(Source records)
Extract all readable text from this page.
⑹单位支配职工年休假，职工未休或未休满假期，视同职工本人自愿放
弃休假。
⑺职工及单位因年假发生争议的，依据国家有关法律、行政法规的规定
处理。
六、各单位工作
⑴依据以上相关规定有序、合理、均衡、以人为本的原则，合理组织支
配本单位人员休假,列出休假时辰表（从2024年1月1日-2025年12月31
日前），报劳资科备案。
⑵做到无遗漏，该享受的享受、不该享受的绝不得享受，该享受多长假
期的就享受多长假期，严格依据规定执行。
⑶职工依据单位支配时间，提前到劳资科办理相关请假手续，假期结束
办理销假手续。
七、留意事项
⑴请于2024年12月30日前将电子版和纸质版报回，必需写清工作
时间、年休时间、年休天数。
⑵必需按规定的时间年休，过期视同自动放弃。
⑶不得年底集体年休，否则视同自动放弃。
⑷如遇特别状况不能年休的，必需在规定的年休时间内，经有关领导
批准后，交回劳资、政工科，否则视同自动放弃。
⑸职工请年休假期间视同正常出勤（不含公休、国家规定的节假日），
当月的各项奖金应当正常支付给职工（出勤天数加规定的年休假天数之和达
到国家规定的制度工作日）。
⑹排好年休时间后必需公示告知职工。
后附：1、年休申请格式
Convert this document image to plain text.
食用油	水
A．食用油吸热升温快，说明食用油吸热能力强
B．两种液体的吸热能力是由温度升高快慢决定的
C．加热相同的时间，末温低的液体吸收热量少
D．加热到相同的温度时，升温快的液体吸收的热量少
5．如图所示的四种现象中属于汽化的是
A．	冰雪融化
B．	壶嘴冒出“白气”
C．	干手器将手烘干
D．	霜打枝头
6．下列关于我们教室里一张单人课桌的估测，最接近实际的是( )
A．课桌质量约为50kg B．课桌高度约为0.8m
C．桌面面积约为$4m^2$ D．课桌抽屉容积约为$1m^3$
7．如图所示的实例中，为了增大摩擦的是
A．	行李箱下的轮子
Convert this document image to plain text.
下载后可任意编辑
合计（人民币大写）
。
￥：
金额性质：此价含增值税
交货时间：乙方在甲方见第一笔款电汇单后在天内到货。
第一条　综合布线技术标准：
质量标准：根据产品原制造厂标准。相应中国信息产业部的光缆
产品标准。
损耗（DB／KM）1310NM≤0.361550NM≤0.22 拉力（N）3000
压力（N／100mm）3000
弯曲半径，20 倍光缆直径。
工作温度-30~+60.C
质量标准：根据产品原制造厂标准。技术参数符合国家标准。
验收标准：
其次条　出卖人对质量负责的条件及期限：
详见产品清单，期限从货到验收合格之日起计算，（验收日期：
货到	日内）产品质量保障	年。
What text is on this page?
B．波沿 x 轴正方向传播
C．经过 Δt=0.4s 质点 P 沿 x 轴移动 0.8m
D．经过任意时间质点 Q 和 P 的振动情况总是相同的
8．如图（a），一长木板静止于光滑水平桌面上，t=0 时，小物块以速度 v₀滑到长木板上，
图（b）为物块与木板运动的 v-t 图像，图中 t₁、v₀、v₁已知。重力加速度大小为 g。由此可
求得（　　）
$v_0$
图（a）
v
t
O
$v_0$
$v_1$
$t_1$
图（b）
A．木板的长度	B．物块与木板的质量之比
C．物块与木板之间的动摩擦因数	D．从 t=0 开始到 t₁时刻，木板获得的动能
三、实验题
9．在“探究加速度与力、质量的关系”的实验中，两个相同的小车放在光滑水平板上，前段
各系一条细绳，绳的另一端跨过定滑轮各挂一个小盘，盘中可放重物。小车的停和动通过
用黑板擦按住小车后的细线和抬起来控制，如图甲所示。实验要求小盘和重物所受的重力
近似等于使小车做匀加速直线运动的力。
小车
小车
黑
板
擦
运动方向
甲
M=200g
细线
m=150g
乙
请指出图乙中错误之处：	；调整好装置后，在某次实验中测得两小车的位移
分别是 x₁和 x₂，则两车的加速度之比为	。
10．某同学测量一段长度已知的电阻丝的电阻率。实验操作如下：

» **WORK REQUIRED**
Take the listing above and write it out again exactly.

» **TASK SOLUTION**
Extract all readable text from this page.
⑹单位支配职工年休假，职工未休或未休满假期，视同职工本人自愿放
弃休假。
⑺职工及单位因年假发生争议的，依据国家有关法律、行政法规的规定
处理。
六、各单位工作
⑴依据以上相关规定有序、合理、均衡、以人为本的原则，合理组织支
配本单位人员休假,列出休假时辰表（从2024年1月1日-2025年12月31
日前），报劳资科备案。
⑵做到无遗漏，该享受的享受、不该享受的绝不得享受，该享受多长假
期的就享受多长假期，严格依据规定执行。
⑶职工依据单位支配时间，提前到劳资科办理相关请假手续，假期结束
办理销假手续。
七、留意事项
⑴请于2024年12月30日前将电子版和纸质版报回，必需写清工作
时间、年休时间、年休天数。
⑵必需按规定的时间年休，过期视同自动放弃。
⑶不得年底集体年休，否则视同自动放弃。
⑷如遇特别状况不能年休的，必需在规定的年休时间内，经有关领导
批准后，交回劳资、政工科，否则视同自动放弃。
⑸职工请年休假期间视同正常出勤（不含公休、国家规定的节假日），
当月的各项奖金应当正常支付给职工（出勤天数加规定的年休假天数之和达
到国家规定的制度工作日）。
⑹排好年休时间后必需公示告知职工。
后附：1、年休申请格式
Convert this document image to plain text.
食用油	水
A．食用油吸热升温快，说明食用油吸热能力强
B．两种液体的吸热能力是由温度升高快慢决定的
C．加热相同的时间，末温低的液体吸收热量少
D．加热到相同的温度时，升温快的液体吸收的热量少
5．如图所示的四种现象中属于汽化的是
A．	冰雪融化
B．	壶嘴冒出“白气”
C．	干手器将手烘干
D．	霜打枝头
6．下列关于我们教室里一张单人课桌的估测，最接近实际的是( )
A．课桌质量约为50kg B．课桌高度约为0.8m
C．桌面面积约为$4m^2$ D．课桌抽屉容积约为$1m^3$
7．如图所示的实例中，为了增大摩擦的是
A．	行李箱下的轮子
Convert this document image to plain text.
下载后可任意编辑
合计（人民币大写）
。
￥：
金额性质：此价含增值税
交货时间：乙方在甲方见第一笔款电汇单后在天内到货。
第一条　综合布线技术标准：
质量标准：根据产品原制造厂标准。相应中国信息产业部的光缆
产品标准。
损耗（DB／KM）1310NM≤0.361550NM≤0.22 拉力（N）3000
压力（N／100mm）3000
弯曲半径，20 倍光缆直径。
工作温度-30~+60.C
质量标准：根据产品原制造厂标准。技术参数符合国家标准。
验收标准：
其次条　出卖人对质量负责的条件及期限：
详见产品清单，期限从货到验收合格之日起计算，（验收日期：
货到	日内）产品质量保障	年。
What text is on this page?
B．波沿 x 轴正方向传播
C．经过 Δt=0.4s 质点 P 沿 x 轴移动 0.8m
D．经过任意时间质点 Q 和 P 的振动情况总是相同的
8．如图（a），一长木板静止于光滑水平桌面上，t=0 时，小物块以速度 v₀滑到长木板上，
图（b）为物块与木板运动的 v-t 图像，图中 t₁、v₀、v₁已知。重力加速度大小为 g。由此可
求得（　　）
$v_0$
图（a）
v
t
O
$v_0$
$v_1$
$t_1$
图（b）
A．木板的长度	B．物块与木板的质量之比
C．物块与木板之间的动摩擦因数	D．从 t=0 开始到 t₁时刻，木板获得的动能
三、实验题
9．在“探究加速度与力、质量的关系”的实验中，两个相同的小车放在光滑水平板上，前段
各系一条细绳，绳的另一端跨过定滑轮各挂一个小盘，盘中可放重物。小车的停和动通过
用黑板擦按住小车后的细线和抬起来控制，如图甲所示。实验要求小盘和重物所受的重力
近似等于使小车做匀加速直线运动的力。
小车
小车
黑
板
擦
运动方向
甲
M=200g
细线
m=150g
乙
请指出图乙中错误之处：	；调整好装置后，在某次实验中测得两小车的位移
分别是 x₁和 x₂，则两车的加速度之比为	。
10．某同学测量一段长度已知的电阻丝的电阻率。实验操作如下：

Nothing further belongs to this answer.